> _TASK_:
Transcribe the lines below verbatim, skipping the images.

· · ·

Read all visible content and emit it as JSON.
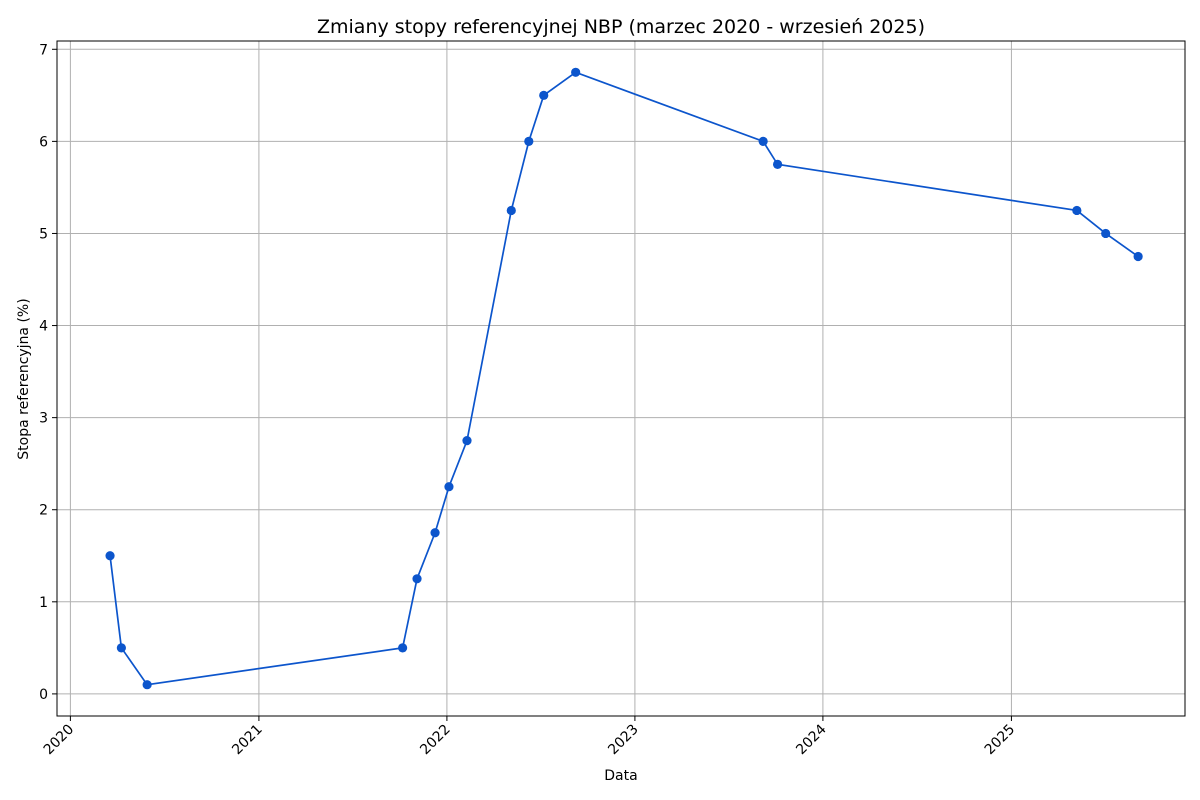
{
  "chart_data": {
    "type": "line",
    "title": "Zmiany stopy referencyjnej NBP (marzec 2020 - wrzesień 2025)",
    "xlabel": "Data",
    "ylabel": "Stopa referencyjna (%)",
    "xlim": [
      "2019-12-06",
      "2025-12-04"
    ],
    "ylim": [
      -0.24,
      7.09
    ],
    "x_ticks": [
      "2020",
      "2021",
      "2022",
      "2023",
      "2024",
      "2025"
    ],
    "y_ticks": [
      0,
      1,
      2,
      3,
      4,
      5,
      6,
      7
    ],
    "grid": true,
    "series": [
      {
        "color": "#0c55cc",
        "x": [
          "2020-03-18",
          "2020-04-09",
          "2020-05-29",
          "2021-10-07",
          "2021-11-04",
          "2021-12-09",
          "2022-01-05",
          "2022-02-09",
          "2022-05-06",
          "2022-06-09",
          "2022-07-08",
          "2022-09-08",
          "2023-09-07",
          "2023-10-05",
          "2025-05-08",
          "2025-07-03",
          "2025-09-04"
        ],
        "values": [
          1.5,
          0.5,
          0.1,
          0.5,
          1.25,
          1.75,
          2.25,
          2.75,
          5.25,
          6.0,
          6.5,
          6.75,
          6.0,
          5.75,
          5.25,
          5.0,
          4.75
        ]
      }
    ]
  }
}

· · ·

> _OUTPUT_:
Read all visible content and emit it as JSON.
{
  "chart_data": {
    "type": "line",
    "title": "Zmiany stopy referencyjnej NBP (marzec 2020 - wrzesień 2025)",
    "xlabel": "Data",
    "ylabel": "Stopa referencyjna (%)",
    "xlim": [
      "2019-12-06",
      "2025-12-04"
    ],
    "ylim": [
      -0.24,
      7.09
    ],
    "x_ticks": [
      "2020",
      "2021",
      "2022",
      "2023",
      "2024",
      "2025"
    ],
    "y_ticks": [
      0,
      1,
      2,
      3,
      4,
      5,
      6,
      7
    ],
    "grid": true,
    "series": [
      {
        "color": "#0c55cc",
        "x": [
          "2020-03-18",
          "2020-04-09",
          "2020-05-29",
          "2021-10-07",
          "2021-11-04",
          "2021-12-09",
          "2022-01-05",
          "2022-02-09",
          "2022-05-06",
          "2022-06-09",
          "2022-07-08",
          "2022-09-08",
          "2023-09-07",
          "2023-10-05",
          "2025-05-08",
          "2025-07-03",
          "2025-09-04"
        ],
        "values": [
          1.5,
          0.5,
          0.1,
          0.5,
          1.25,
          1.75,
          2.25,
          2.75,
          5.25,
          6.0,
          6.5,
          6.75,
          6.0,
          5.75,
          5.25,
          5.0,
          4.75
        ]
      }
    ]
  }
}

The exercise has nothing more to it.